### REQUIRED WORK:
Copy out every line in the entries below that includes "name".

(Stored entries)
= = = = =
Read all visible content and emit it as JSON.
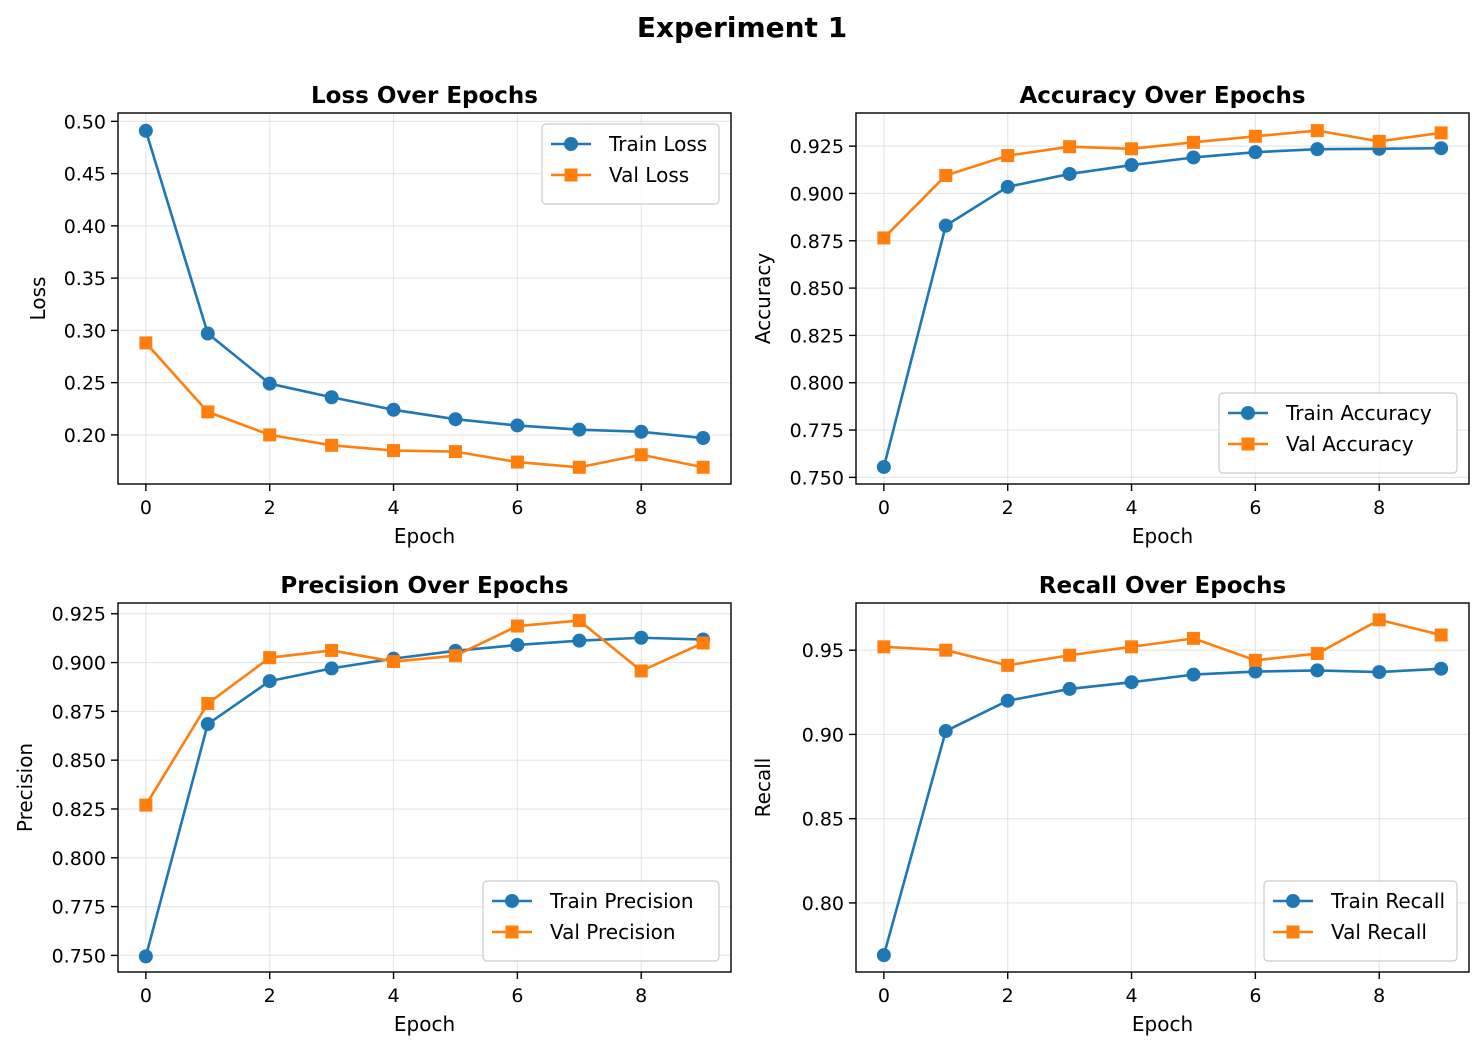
{
  "figure": {
    "title": "Experiment 1"
  },
  "chart_data": [
    {
      "type": "line",
      "title": "Loss Over Epochs",
      "xlabel": "Epoch",
      "ylabel": "Loss",
      "x": [
        0,
        1,
        2,
        3,
        4,
        5,
        6,
        7,
        8,
        9
      ],
      "xlim": [
        -0.45,
        9.45
      ],
      "ylim": [
        0.153,
        0.508
      ],
      "xticks": [
        0,
        2,
        4,
        6,
        8
      ],
      "yticks": [
        0.2,
        0.25,
        0.3,
        0.35,
        0.4,
        0.45,
        0.5
      ],
      "ytick_decimals": 2,
      "grid": true,
      "legend": "top-right",
      "series": [
        {
          "name": "Train Loss",
          "color": "#1f77b4",
          "marker": "circle",
          "values": [
            0.491,
            0.297,
            0.249,
            0.236,
            0.224,
            0.215,
            0.209,
            0.205,
            0.203,
            0.197
          ]
        },
        {
          "name": "Val Loss",
          "color": "#ff7f0e",
          "marker": "square",
          "values": [
            0.288,
            0.222,
            0.2,
            0.19,
            0.185,
            0.184,
            0.174,
            0.169,
            0.181,
            0.169
          ]
        }
      ]
    },
    {
      "type": "line",
      "title": "Accuracy Over Epochs",
      "xlabel": "Epoch",
      "ylabel": "Accuracy",
      "x": [
        0,
        1,
        2,
        3,
        4,
        5,
        6,
        7,
        8,
        9
      ],
      "xlim": [
        -0.45,
        9.45
      ],
      "ylim": [
        0.7465,
        0.9425
      ],
      "xticks": [
        0,
        2,
        4,
        6,
        8
      ],
      "yticks": [
        0.75,
        0.775,
        0.8,
        0.825,
        0.85,
        0.875,
        0.9,
        0.925
      ],
      "ytick_decimals": 3,
      "grid": true,
      "legend": "bottom-right",
      "series": [
        {
          "name": "Train Accuracy",
          "color": "#1f77b4",
          "marker": "circle",
          "values": [
            0.7555,
            0.883,
            0.9035,
            0.9103,
            0.915,
            0.919,
            0.9218,
            0.9234,
            0.9236,
            0.9239
          ]
        },
        {
          "name": "Val Accuracy",
          "color": "#ff7f0e",
          "marker": "square",
          "values": [
            0.8765,
            0.9095,
            0.92,
            0.9247,
            0.9236,
            0.927,
            0.9302,
            0.9332,
            0.9275,
            0.932
          ]
        }
      ]
    },
    {
      "type": "line",
      "title": "Precision Over Epochs",
      "xlabel": "Epoch",
      "ylabel": "Precision",
      "x": [
        0,
        1,
        2,
        3,
        4,
        5,
        6,
        7,
        8,
        9
      ],
      "xlim": [
        -0.45,
        9.45
      ],
      "ylim": [
        0.7415,
        0.9305
      ],
      "xticks": [
        0,
        2,
        4,
        6,
        8
      ],
      "yticks": [
        0.75,
        0.775,
        0.8,
        0.825,
        0.85,
        0.875,
        0.9,
        0.925
      ],
      "ytick_decimals": 3,
      "grid": true,
      "legend": "bottom-right",
      "series": [
        {
          "name": "Train Precision",
          "color": "#1f77b4",
          "marker": "circle",
          "values": [
            0.7495,
            0.8685,
            0.8905,
            0.897,
            0.902,
            0.906,
            0.909,
            0.9112,
            0.9127,
            0.9118
          ]
        },
        {
          "name": "Val Precision",
          "color": "#ff7f0e",
          "marker": "square",
          "values": [
            0.827,
            0.879,
            0.9025,
            0.9062,
            0.9005,
            0.9035,
            0.9187,
            0.9215,
            0.8957,
            0.91
          ]
        }
      ]
    },
    {
      "type": "line",
      "title": "Recall Over Epochs",
      "xlabel": "Epoch",
      "ylabel": "Recall",
      "x": [
        0,
        1,
        2,
        3,
        4,
        5,
        6,
        7,
        8,
        9
      ],
      "xlim": [
        -0.45,
        9.45
      ],
      "ylim": [
        0.759,
        0.978
      ],
      "xticks": [
        0,
        2,
        4,
        6,
        8
      ],
      "yticks": [
        0.8,
        0.85,
        0.9,
        0.95
      ],
      "ytick_decimals": 2,
      "grid": true,
      "legend": "bottom-right",
      "series": [
        {
          "name": "Train Recall",
          "color": "#1f77b4",
          "marker": "circle",
          "values": [
            0.769,
            0.902,
            0.92,
            0.927,
            0.931,
            0.9355,
            0.9373,
            0.938,
            0.937,
            0.939
          ]
        },
        {
          "name": "Val Recall",
          "color": "#ff7f0e",
          "marker": "square",
          "values": [
            0.952,
            0.95,
            0.941,
            0.947,
            0.952,
            0.957,
            0.944,
            0.948,
            0.968,
            0.959
          ]
        }
      ]
    }
  ]
}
= = = = =
### EXPECTED ANSWER:
          "name": "Train Loss",
          "name": "Val Loss",
          "name": "Train Accuracy",
          "name": "Val Accuracy",
          "name": "Train Precision",
          "name": "Val Precision",
          "name": "Train Recall",
          "name": "Val Recall",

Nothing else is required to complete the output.